───── Records supplied
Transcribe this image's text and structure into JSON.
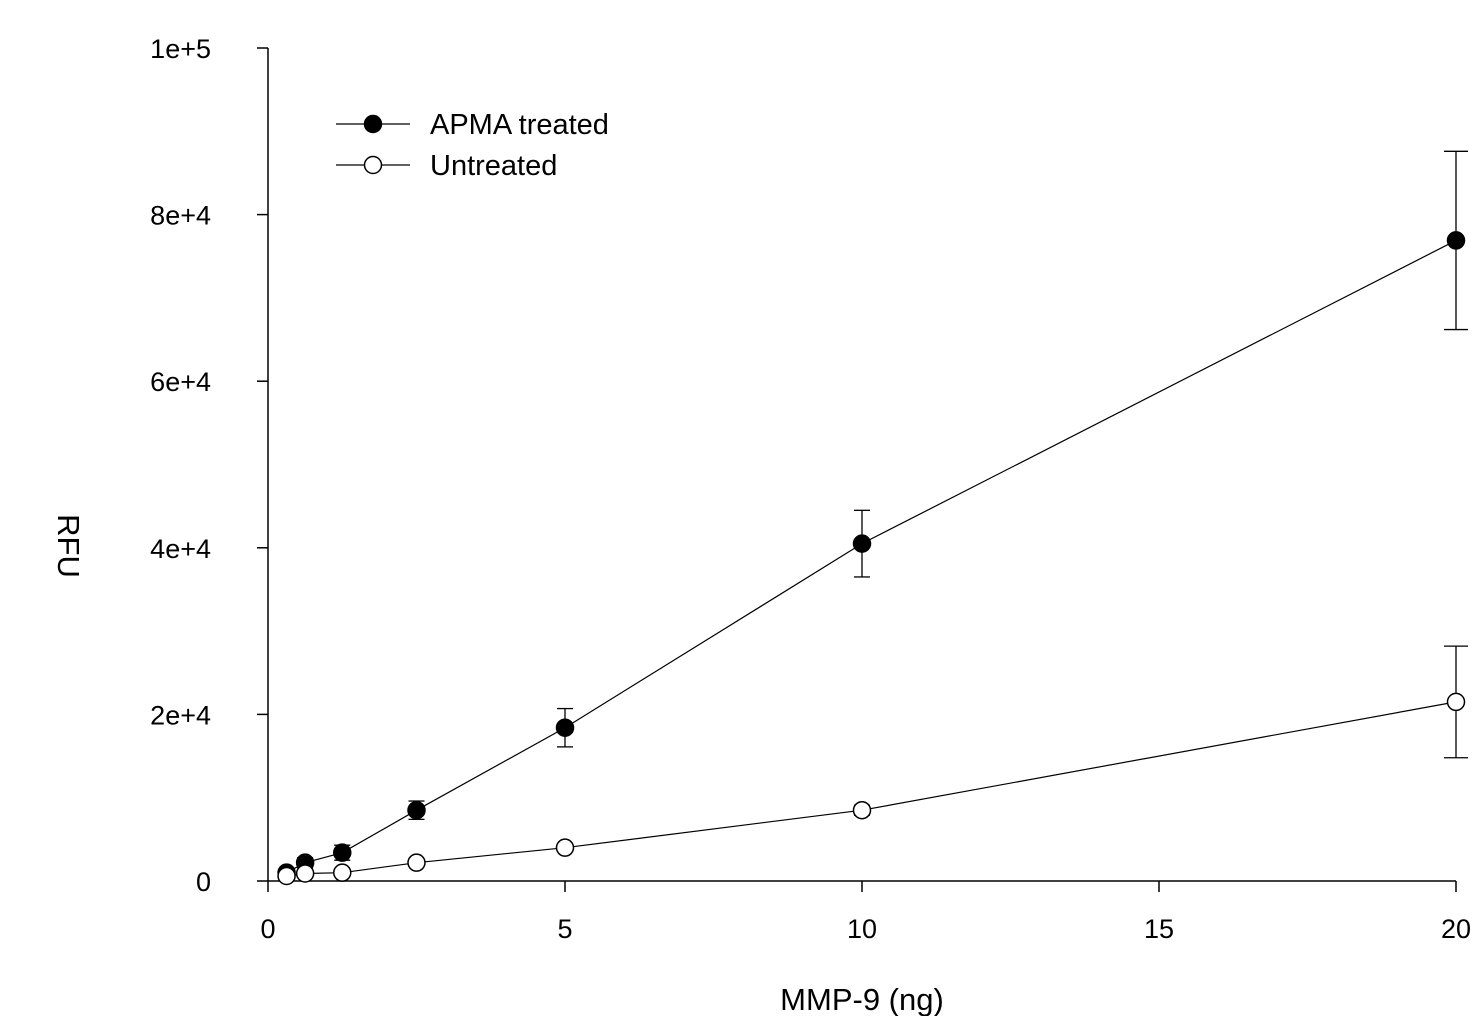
{
  "chart_data": {
    "type": "scatter",
    "title": "",
    "xlabel": "MMP-9 (ng)",
    "ylabel": "RFU",
    "xlim": [
      0,
      20
    ],
    "ylim": [
      0,
      100000
    ],
    "x_ticks": [
      0,
      5,
      10,
      15,
      20
    ],
    "x_tick_labels": [
      "0",
      "5",
      "10",
      "15",
      "20"
    ],
    "y_ticks": [
      0,
      20000,
      40000,
      60000,
      80000,
      100000
    ],
    "y_tick_labels": [
      "0",
      "2e+4",
      "4e+4",
      "6e+4",
      "8e+4",
      "1e+5"
    ],
    "grid": false,
    "legend_position": "top-left",
    "series": [
      {
        "name": "APMA treated",
        "marker": "filled-circle",
        "color": "#000000",
        "x": [
          0.3125,
          0.625,
          1.25,
          2.5,
          5,
          10,
          20
        ],
        "y": [
          1000,
          2200,
          3400,
          8500,
          18400,
          40500,
          76900
        ],
        "error": [
          300,
          600,
          900,
          1100,
          2300,
          4000,
          10700
        ]
      },
      {
        "name": "Untreated",
        "marker": "open-circle",
        "color": "#ffffff",
        "x": [
          0.3125,
          0.625,
          1.25,
          2.5,
          5,
          10,
          20
        ],
        "y": [
          600,
          900,
          1000,
          2200,
          4000,
          8500,
          21500
        ],
        "error": [
          200,
          200,
          300,
          300,
          500,
          600,
          6700
        ]
      }
    ]
  }
}
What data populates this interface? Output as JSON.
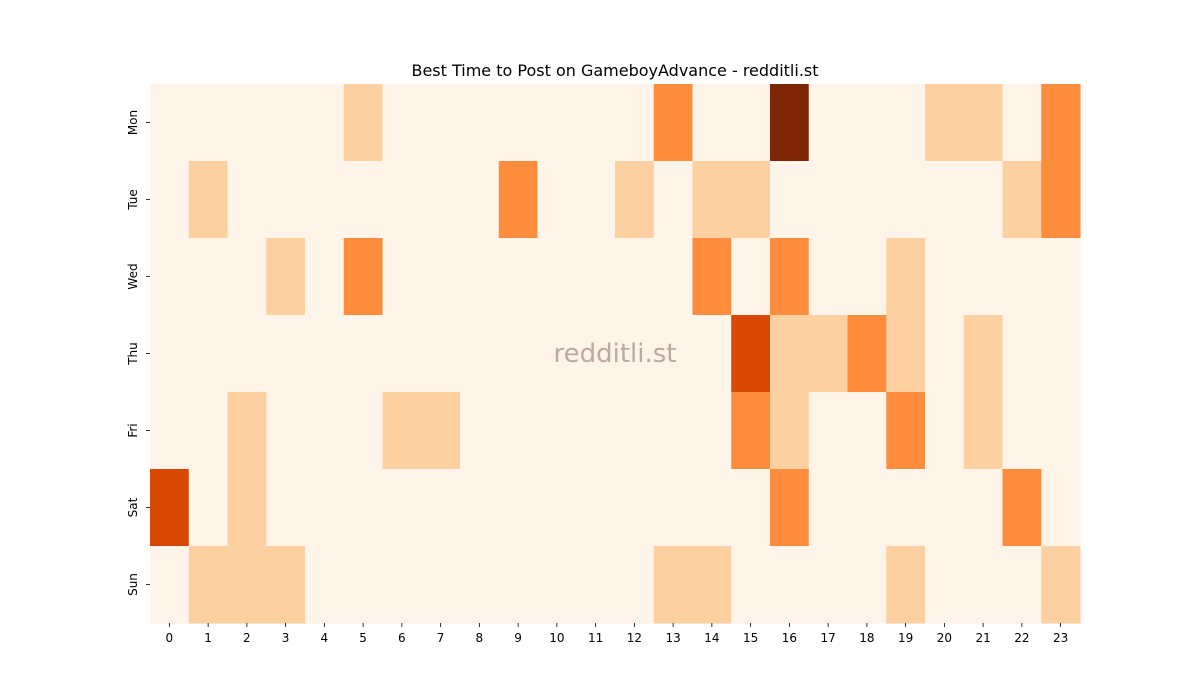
{
  "chart_data": {
    "type": "heatmap",
    "title": "Best Time to Post on GameboyAdvance - redditli.st",
    "watermark": "redditli.st",
    "xlabel": "",
    "ylabel": "",
    "x_categories": [
      "0",
      "1",
      "2",
      "3",
      "4",
      "5",
      "6",
      "7",
      "8",
      "9",
      "10",
      "11",
      "12",
      "13",
      "14",
      "15",
      "16",
      "17",
      "18",
      "19",
      "20",
      "21",
      "22",
      "23"
    ],
    "y_categories": [
      "Mon",
      "Tue",
      "Wed",
      "Thu",
      "Fri",
      "Sat",
      "Sun"
    ],
    "values": [
      [
        0,
        0,
        0,
        0,
        0,
        1,
        0,
        0,
        0,
        0,
        0,
        0,
        0,
        2,
        0,
        0,
        4,
        0,
        0,
        0,
        1,
        1,
        0,
        2
      ],
      [
        0,
        1,
        0,
        0,
        0,
        0,
        0,
        0,
        0,
        2,
        0,
        0,
        1,
        0,
        1,
        1,
        0,
        0,
        0,
        0,
        0,
        0,
        1,
        2
      ],
      [
        0,
        0,
        0,
        1,
        0,
        2,
        0,
        0,
        0,
        0,
        0,
        0,
        0,
        0,
        2,
        0,
        2,
        0,
        0,
        1,
        0,
        0,
        0,
        0
      ],
      [
        0,
        0,
        0,
        0,
        0,
        0,
        0,
        0,
        0,
        0,
        0,
        0,
        0,
        0,
        0,
        3,
        1,
        1,
        2,
        1,
        0,
        1,
        0,
        0
      ],
      [
        0,
        0,
        1,
        0,
        0,
        0,
        1,
        1,
        0,
        0,
        0,
        0,
        0,
        0,
        0,
        2,
        1,
        0,
        0,
        2,
        0,
        1,
        0,
        0
      ],
      [
        3,
        0,
        1,
        0,
        0,
        0,
        0,
        0,
        0,
        0,
        0,
        0,
        0,
        0,
        0,
        0,
        2,
        0,
        0,
        0,
        0,
        0,
        2,
        0
      ],
      [
        0,
        1,
        1,
        1,
        0,
        0,
        0,
        0,
        0,
        0,
        0,
        0,
        0,
        1,
        1,
        0,
        0,
        0,
        0,
        1,
        0,
        0,
        0,
        1
      ]
    ],
    "color_scale": [
      "#fef4e9",
      "#fdd0a2",
      "#fd8d3c",
      "#d94801",
      "#7f2704"
    ],
    "colorbar": false,
    "grid": false
  }
}
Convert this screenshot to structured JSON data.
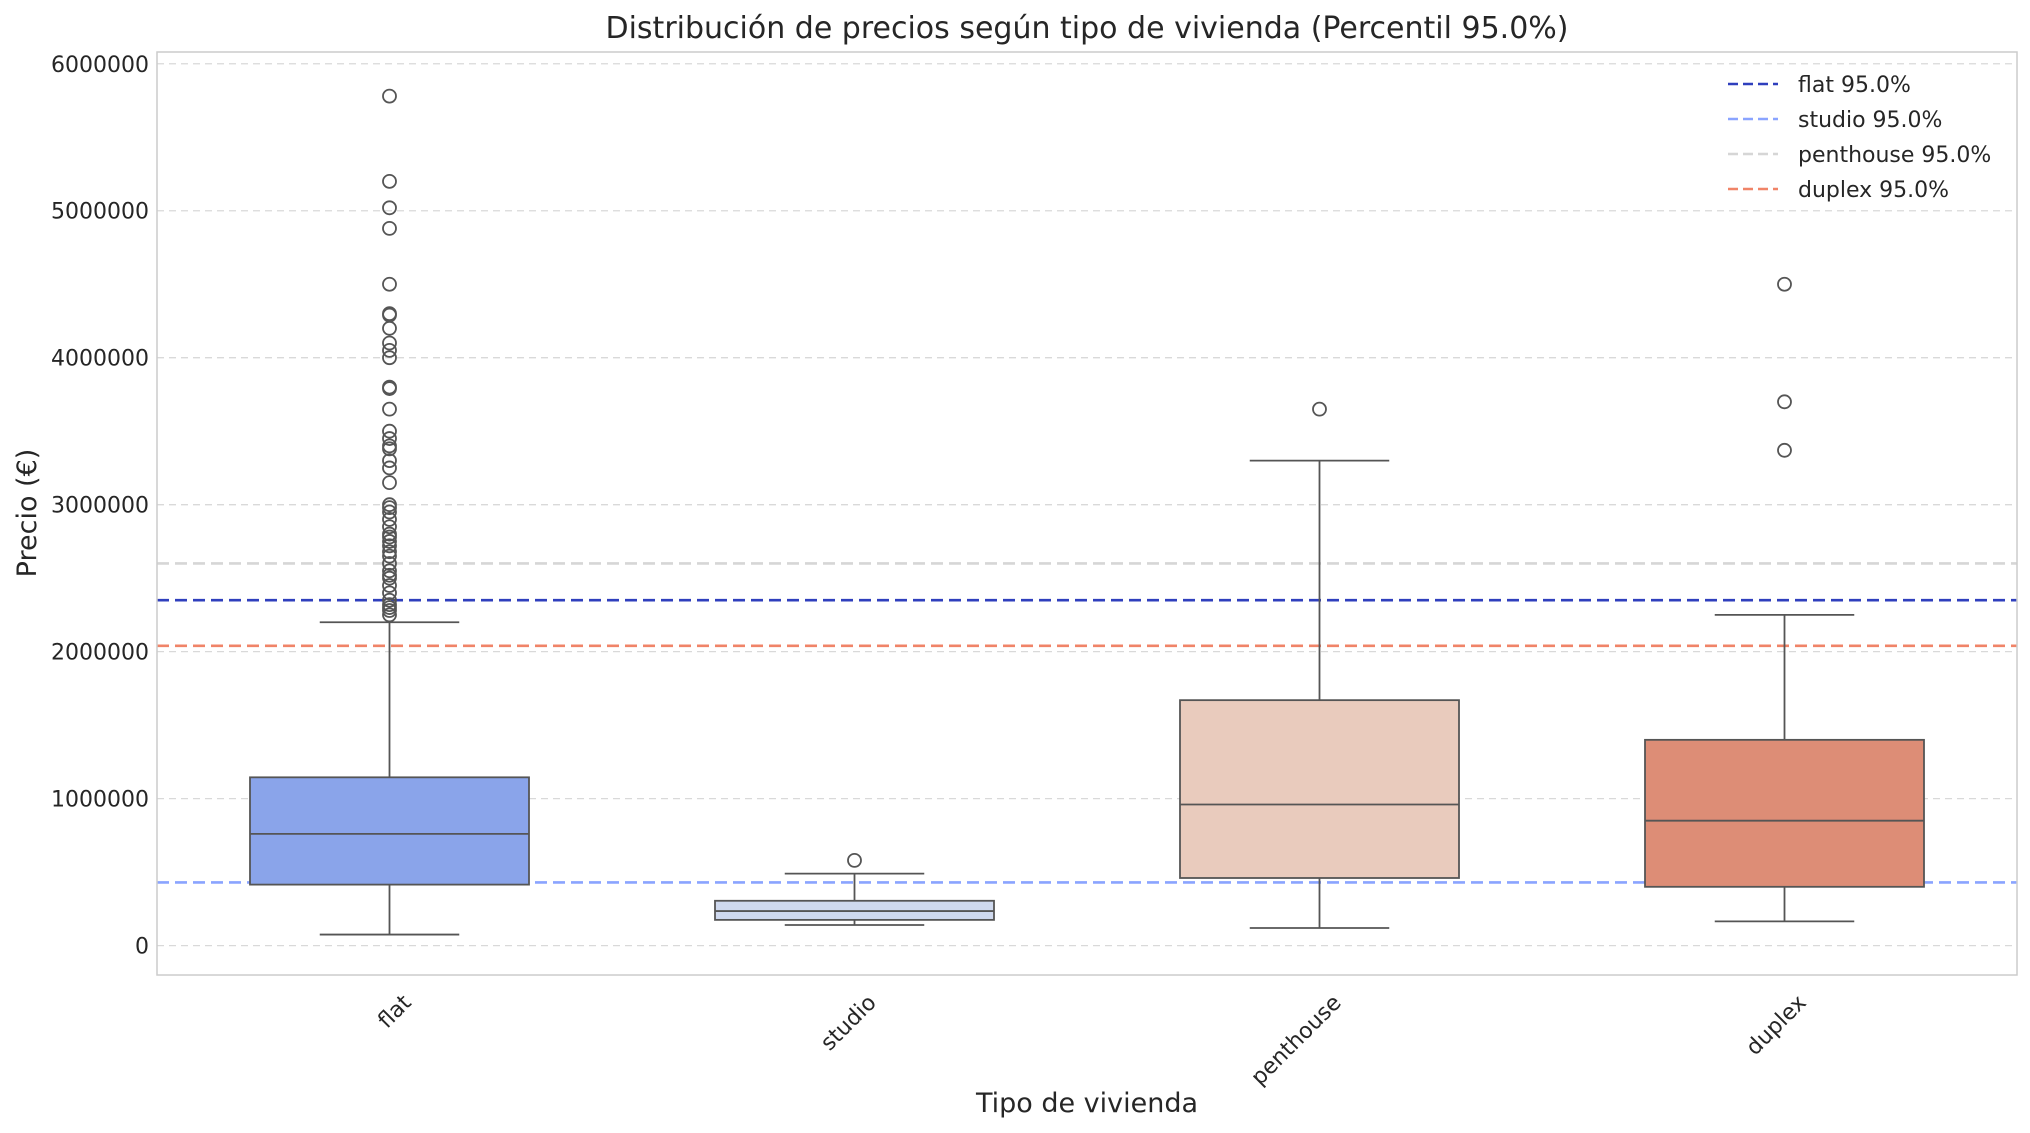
──────────
Pick out each line in the material containing "JSON".

__Correct output__:
Transcribe this image's text and structure into JSON.
What data populates this interface? Output as JSON.
Convert this screenshot to structured JSON data.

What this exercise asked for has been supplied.